Work instructions
Leave out the pictures and copy each record below exactly.

Given entries
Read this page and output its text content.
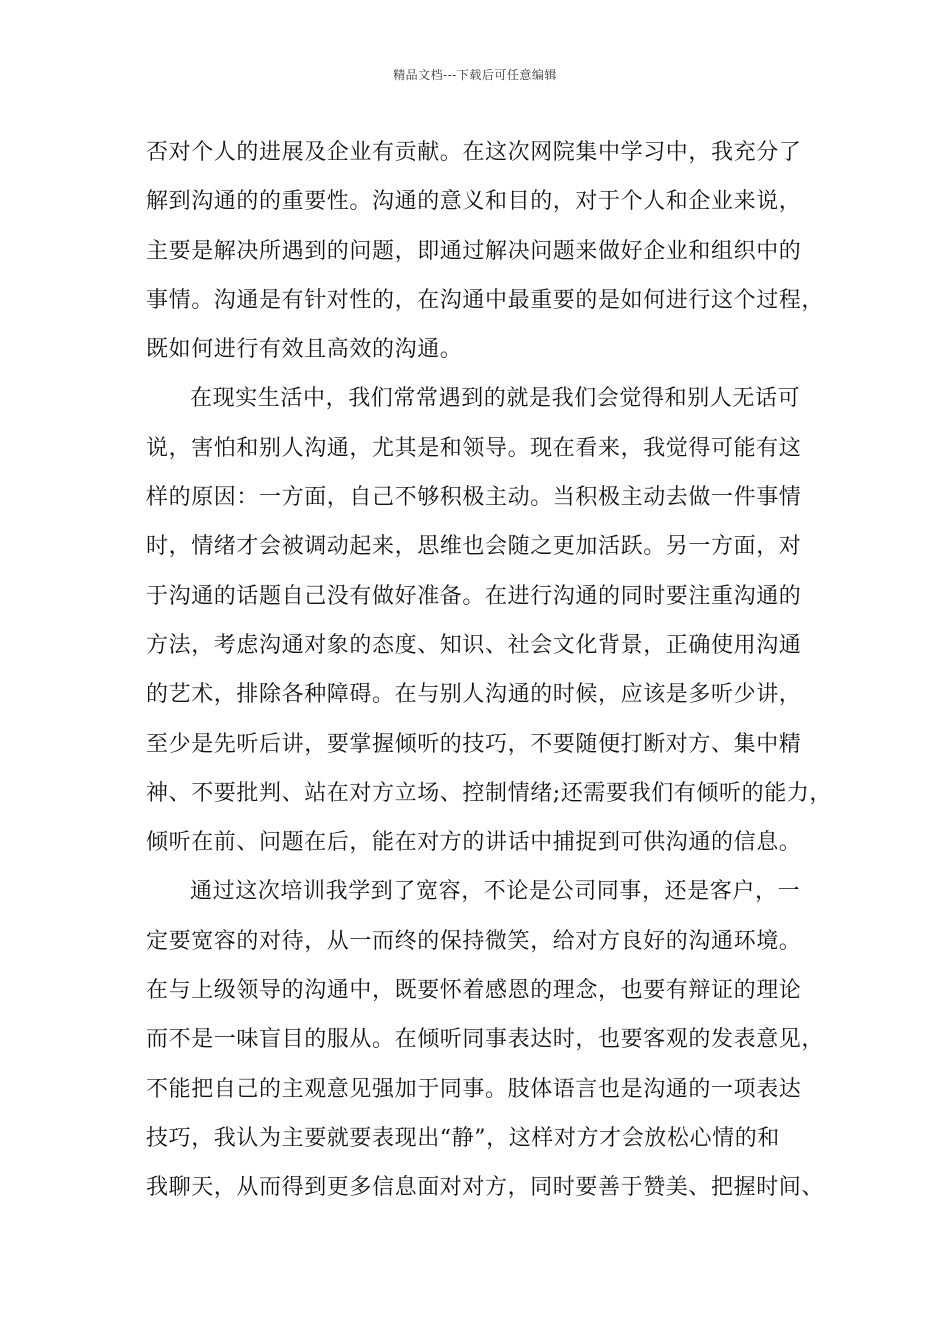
精品文档---下载后可任意编辑
否对个人的进展及企业有贡献。在这次网院集中学习中，我充分了
解到沟通的的重要性。沟通的意义和目的，对于个人和企业来说，
主要是解决所遇到的问题，即通过解决问题来做好企业和组织中的
事情。沟通是有针对性的，在沟通中最重要的是如何进行这个过程，
既如何进行有效且高效的沟通。
在现实生活中，我们常常遇到的就是我们会觉得和别人无话可
说，害怕和别人沟通，尤其是和领导。现在看来，我觉得可能有这
样的原因：一方面，自己不够积极主动。当积极主动去做一件事情
时，情绪才会被调动起来，思维也会随之更加活跃。另一方面，对
于沟通的话题自己没有做好准备。在进行沟通的同时要注重沟通的
方法，考虑沟通对象的态度、知识、社会文化背景，正确使用沟通
的艺术，排除各种障碍。在与别人沟通的时候，应该是多听少讲，
至少是先听后讲，要掌握倾听的技巧，不要随便打断对方、集中精
神、不要批判、站在对方立场、控制情绪;还需要我们有倾听的能力，
倾听在前、问题在后，能在对方的讲话中捕捉到可供沟通的信息。
通过这次培训我学到了宽容，不论是公司同事，还是客户，一
定要宽容的对待，从一而终的保持微笑，给对方良好的沟通环境。
在与上级领导的沟通中，既要怀着感恩的理念，也要有辩证的理论
而不是一味盲目的服从。在倾听同事表达时，也要客观的发表意见，
不能把自己的主观意见强加于同事。肢体语言也是沟通的一项表达
技巧，我认为主要就要表现出“静”，这样对方才会放松心情的和
我聊天，从而得到更多信息面对对方，同时要善于赞美、把握时间、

Answer to this task
Read this page and output its text content.
精品文档---下载后可任意编辑
否对个人的进展及企业有贡献。在这次网院集中学习中，我充分了
解到沟通的的重要性。沟通的意义和目的，对于个人和企业来说，
主要是解决所遇到的问题，即通过解决问题来做好企业和组织中的
事情。沟通是有针对性的，在沟通中最重要的是如何进行这个过程，
既如何进行有效且高效的沟通。
在现实生活中，我们常常遇到的就是我们会觉得和别人无话可
说，害怕和别人沟通，尤其是和领导。现在看来，我觉得可能有这
样的原因：一方面，自己不够积极主动。当积极主动去做一件事情
时，情绪才会被调动起来，思维也会随之更加活跃。另一方面，对
于沟通的话题自己没有做好准备。在进行沟通的同时要注重沟通的
方法，考虑沟通对象的态度、知识、社会文化背景，正确使用沟通
的艺术，排除各种障碍。在与别人沟通的时候，应该是多听少讲，
至少是先听后讲，要掌握倾听的技巧，不要随便打断对方、集中精
神、不要批判、站在对方立场、控制情绪;还需要我们有倾听的能力，
倾听在前、问题在后，能在对方的讲话中捕捉到可供沟通的信息。
通过这次培训我学到了宽容，不论是公司同事，还是客户，一
定要宽容的对待，从一而终的保持微笑，给对方良好的沟通环境。
在与上级领导的沟通中，既要怀着感恩的理念，也要有辩证的理论
而不是一味盲目的服从。在倾听同事表达时，也要客观的发表意见，
不能把自己的主观意见强加于同事。肢体语言也是沟通的一项表达
技巧，我认为主要就要表现出“静”，这样对方才会放松心情的和
我聊天，从而得到更多信息面对对方，同时要善于赞美、把握时间、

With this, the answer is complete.